» **DIRECTION**
Identify every line in the listing below that contains the string "axis", and copy each of those lines.
# Start of INFORMATION GIVEN
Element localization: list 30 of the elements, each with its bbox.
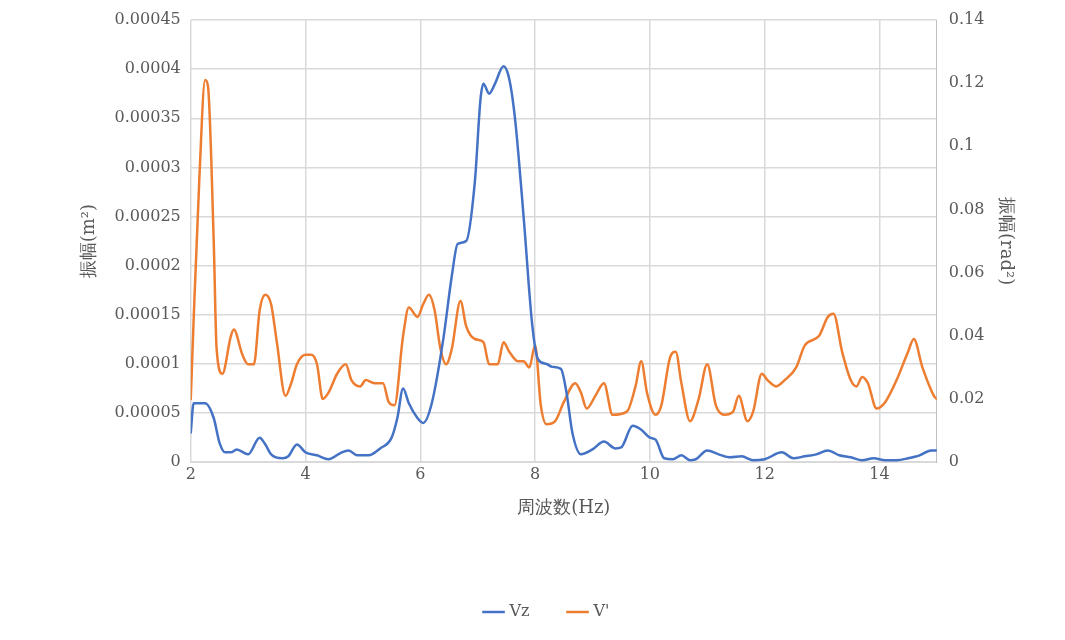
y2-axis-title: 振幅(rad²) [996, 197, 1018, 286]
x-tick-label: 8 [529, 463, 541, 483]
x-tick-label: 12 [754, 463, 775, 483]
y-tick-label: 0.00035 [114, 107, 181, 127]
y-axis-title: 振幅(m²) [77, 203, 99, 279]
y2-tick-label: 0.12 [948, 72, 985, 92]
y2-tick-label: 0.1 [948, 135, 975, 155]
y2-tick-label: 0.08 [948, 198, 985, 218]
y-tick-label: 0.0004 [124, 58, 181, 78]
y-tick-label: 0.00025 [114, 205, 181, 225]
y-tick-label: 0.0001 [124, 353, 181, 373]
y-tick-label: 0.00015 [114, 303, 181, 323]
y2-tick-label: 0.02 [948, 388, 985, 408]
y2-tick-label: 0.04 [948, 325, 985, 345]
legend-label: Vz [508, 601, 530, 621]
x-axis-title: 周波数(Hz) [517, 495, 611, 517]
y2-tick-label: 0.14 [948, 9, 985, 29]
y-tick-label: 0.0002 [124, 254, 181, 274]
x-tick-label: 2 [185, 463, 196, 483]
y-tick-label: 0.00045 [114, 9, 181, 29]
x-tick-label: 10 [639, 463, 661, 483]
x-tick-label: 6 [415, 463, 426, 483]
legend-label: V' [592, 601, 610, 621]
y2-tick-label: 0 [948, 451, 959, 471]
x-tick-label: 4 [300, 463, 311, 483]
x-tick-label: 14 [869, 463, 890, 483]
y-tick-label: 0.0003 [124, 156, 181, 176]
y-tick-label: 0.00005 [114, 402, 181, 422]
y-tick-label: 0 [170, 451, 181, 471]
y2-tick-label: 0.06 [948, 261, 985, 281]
# End of INFORMATION GIVEN
» **COMPLETED EXERCISE**
y2-axis-title: 振幅(rad²) [996, 197, 1018, 286]
y-axis-title: 振幅(m²) [77, 203, 99, 279]
x-axis-title: 周波数(Hz) [517, 495, 611, 517]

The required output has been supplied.